GIVEN TASK ->
Find the string "text" in the records. Copy every line it appears in.

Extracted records
————————
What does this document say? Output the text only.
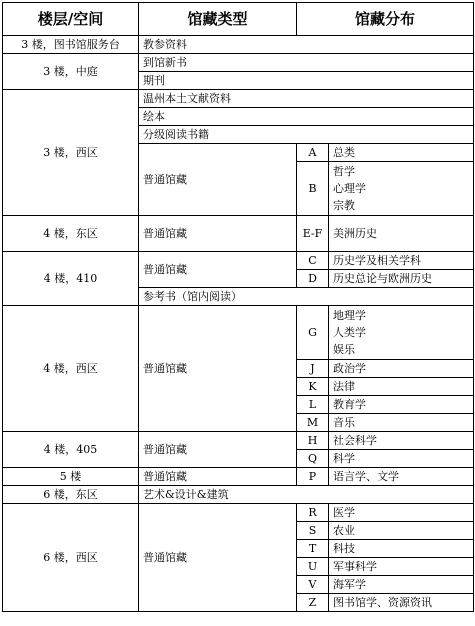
楼层/空间	馆藏类型	馆藏分布	
3 楼，图书馆服务台	教参资料		
3 楼，中庭	到馆新书		
	期刊		
3 楼，西区	温州本土文献资料		
	绘本		
	分级阅读书籍		
	普通馆藏	A	总类
		B	哲学
心理学
宗教

4 楼，东区	普通馆藏	E-F	美洲历史
4 楼，410	普通馆藏	C	历史学及相关学科
		D	历史总论与欧洲历史
	参考书（馆内阅读）		
4 楼，西区	普通馆藏	G	地理学
人类学
娱乐

		J	政治学
		K	法律
		L	教育学
		M	音乐
4 楼，405	普通馆藏	H	社会科学
		Q	科学
5 楼	普通馆藏	P	语言学、文学
6 楼，东区	艺术&设计&建筑		
6 楼，西区	普通馆藏	R	医学
		S	农业
		T	科技
		U	军事科学
		V	海军学
		Z	图书馆学、资源资讯
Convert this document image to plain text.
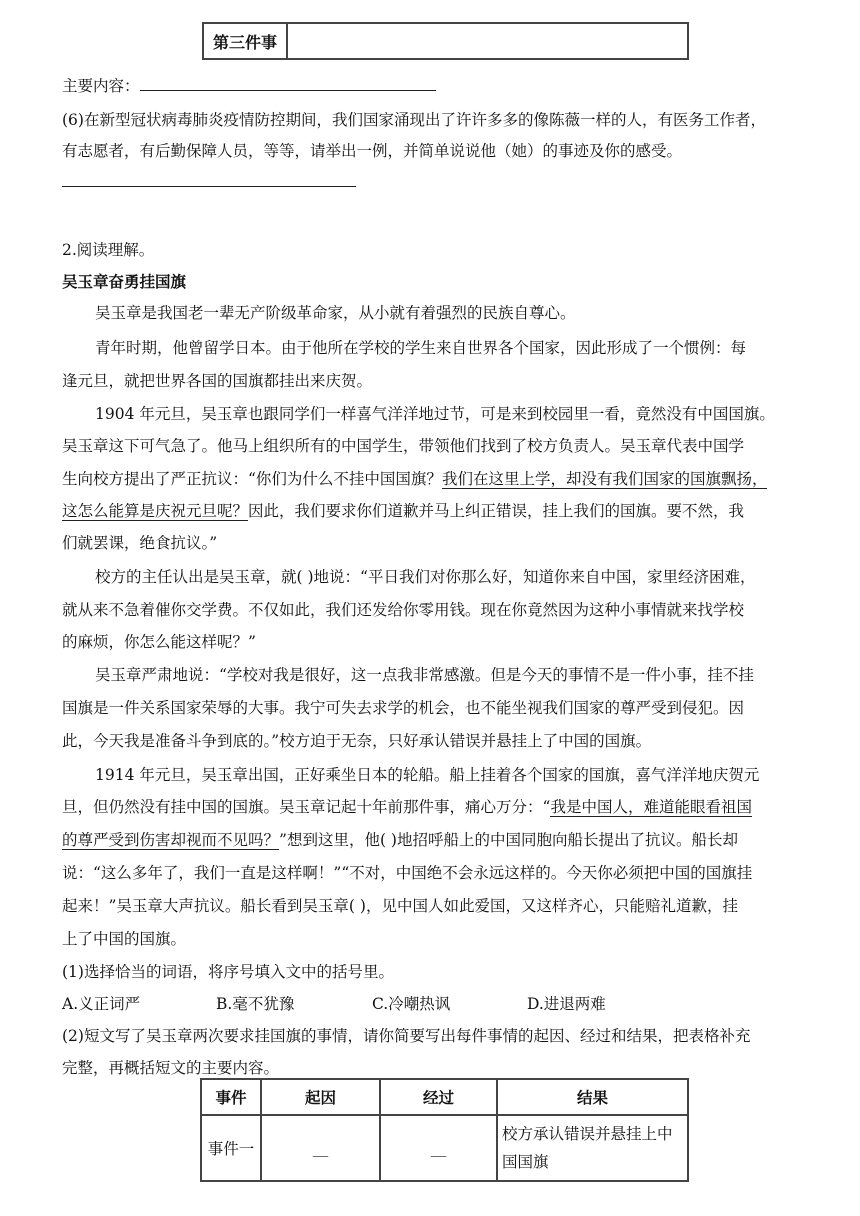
第三件事	
主要内容：
(6)在新型冠状病毒肺炎疫情防控期间，我们国家涌现出了许许多多的像陈薇一样的人，有医务工作者，
有志愿者，有后勤保障人员，等等，请举出一例，并简单说说他（她）的事迹及你的感受。
2.阅读理解。
吴玉章奋勇挂国旗
吴玉章是我国老一辈无产阶级革命家，从小就有着强烈的民族自尊心。
青年时期，他曾留学日本。由于他所在学校的学生来自世界各个国家，因此形成了一个惯例：每
逢元旦，就把世界各国的国旗都挂出来庆贺。
1904 年元旦，吴玉章也跟同学们一样喜气洋洋地过节，可是来到校园里一看，竟然没有中国国旗。
吴玉章这下可气急了。他马上组织所有的中国学生，带领他们找到了校方负责人。吴玉章代表中国学
生向校方提出了严正抗议：“你们为什么不挂中国国旗？我们在这里上学，却没有我们国家的国旗飘扬，
这怎么能算是庆祝元旦呢？因此，我们要求你们道歉并马上纠正错误，挂上我们的国旗。要不然，我
们就罢课，绝食抗议。”
校方的主任认出是吴玉章，就( )地说：“平日我们对你那么好，知道你来自中国，家里经济困难，
就从来不急着催你交学费。不仅如此，我们还发给你零用钱。现在你竟然因为这种小事情就来找学校
的麻烦，你怎么能这样呢？”
吴玉章严肃地说：“学校对我是很好，这一点我非常感激。但是今天的事情不是一件小事，挂不挂
国旗是一件关系国家荣辱的大事。我宁可失去求学的机会，也不能坐视我们国家的尊严受到侵犯。因
此，今天我是准备斗争到底的。”校方迫于无奈，只好承认错误并悬挂上了中国的国旗。
1914 年元旦，吴玉章出国，正好乘坐日本的轮船。船上挂着各个国家的国旗，喜气洋洋地庆贺元
旦，但仍然没有挂中国的国旗。吴玉章记起十年前那件事，痛心万分：“我是中国人，难道能眼看祖国
的尊严受到伤害却视而不见吗？”想到这里，他( )地招呼船上的中国同胞向船长提出了抗议。船长却
说：“这么多年了，我们一直是这样啊！”“不对，中国绝不会永远这样的。今天你必须把中国的国旗挂
起来！”吴玉章大声抗议。船长看到吴玉章( )，见中国人如此爱国，又这样齐心，只能赔礼道歉，挂
上了中国的国旗。
(1)选择恰当的词语，将序号填入文中的括号里。
A.义正词严	B.毫不犹豫	C.冷嘲热讽	D.进退两难
(2)短文写了吴玉章两次要求挂国旗的事情，请你简要写出每件事情的起因、经过和结果，把表格补充
完整，再概括短文的主要内容。
事件	起因	经过	结果
事件一	__	__	校方承认错误并悬挂上中
国国旗
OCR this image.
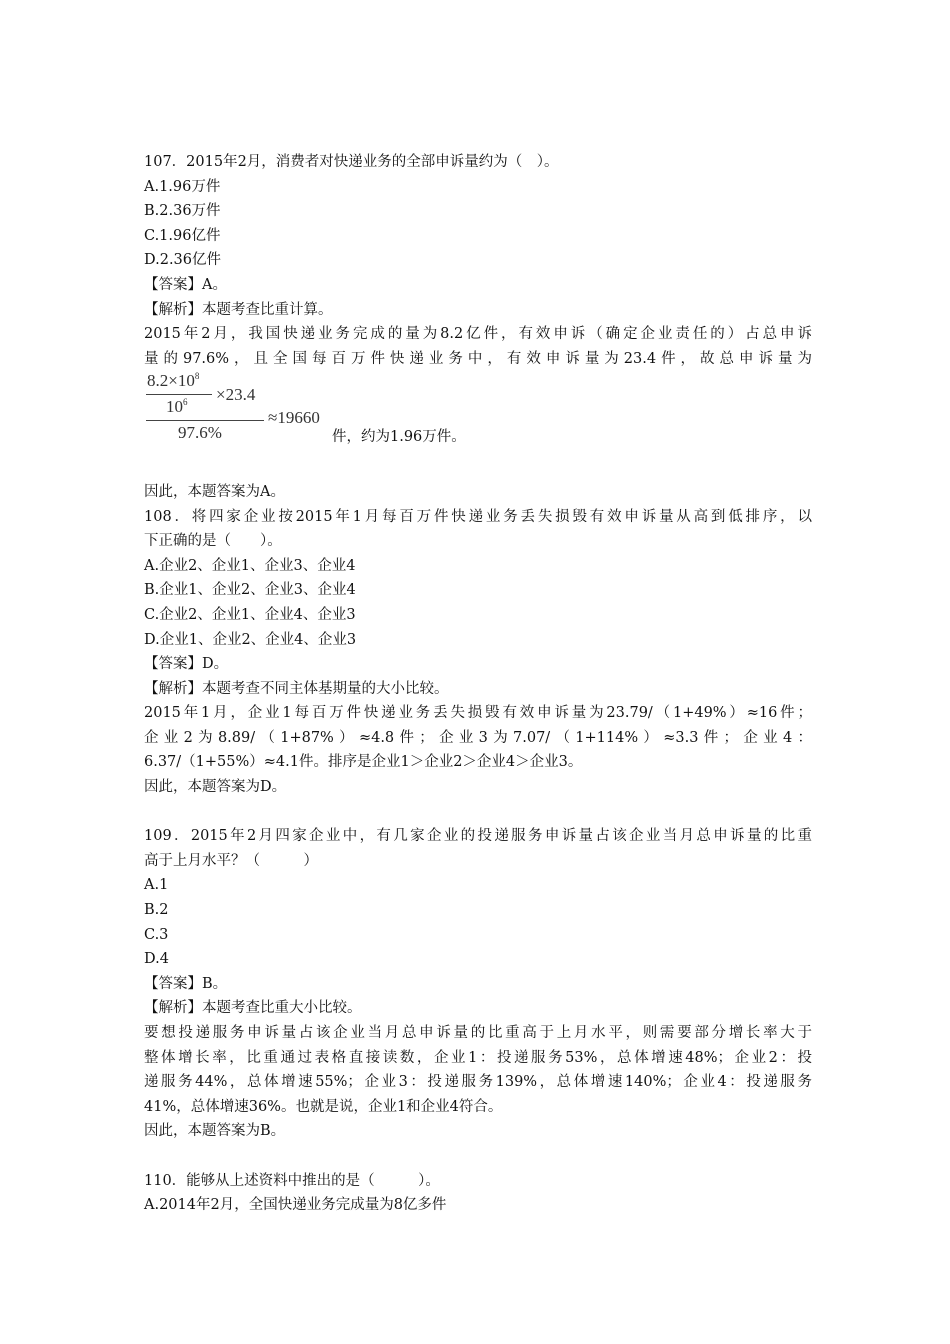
107．2015年2月，消费者对快递业务的全部申诉量约为（　）。
A.1.96万件
B.2.36万件
C.1.96亿件
D.2.36亿件
【答案】A。
【解析】本题考查比重计算。
2015年2月，我国快递业务完成的量为8.2亿件，有效申诉（确定企业责任的）占总申诉
量的97.6%，且全国每百万件快递业务中，有效申诉量为23.4件，故总申诉量为
$8.2\times 10^8$
×23.4
$10^6$
97.6%
≈19660
件，约为1.96万件。
因此，本题答案为A。
108．将四家企业按2015年1月每百万件快递业务丢失损毁有效申诉量从高到低排序，以
下正确的是（　　）。
A.企业2、企业1、企业3、企业4
B.企业1、企业2、企业3、企业4
C.企业2、企业1、企业4、企业3
D.企业1、企业2、企业4、企业3
【答案】D。
【解析】本题考查不同主体基期量的大小比较。
2015年1月，企业1每百万件快递业务丢失损毁有效申诉量为23.79/（1+49%）≈16件；
企业2为8.89/（1+87%）≈4.8件；企业3为7.07/（1+114%）≈3.3件；企业4：
6.37/（1+55%）≈4.1件。排序是企业1＞企业2＞企业4＞企业3。
因此，本题答案为D。
109．2015年2月四家企业中，有几家企业的投递服务申诉量占该企业当月总申诉量的比重
高于上月水平？（　　　）
A.1
B.2
C.3
D.4
【答案】B。
【解析】本题考查比重大小比较。
要想投递服务申诉量占该企业当月总申诉量的比重高于上月水平，则需要部分增长率大于
整体增长率，比重通过表格直接读数，企业1：投递服务53%，总体增速48%；企业2：投
递服务44%，总体增速55%；企业3：投递服务139%，总体增速140%；企业4：投递服务
41%，总体增速36%。也就是说，企业1和企业4符合。
因此，本题答案为B。
110．能够从上述资料中推出的是（　　　）。
A.2014年2月，全国快递业务完成量为8亿多件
————————
COMPLETED EXERCISE ->
What does this document say? Output the text only.
Convert this document image to plain text.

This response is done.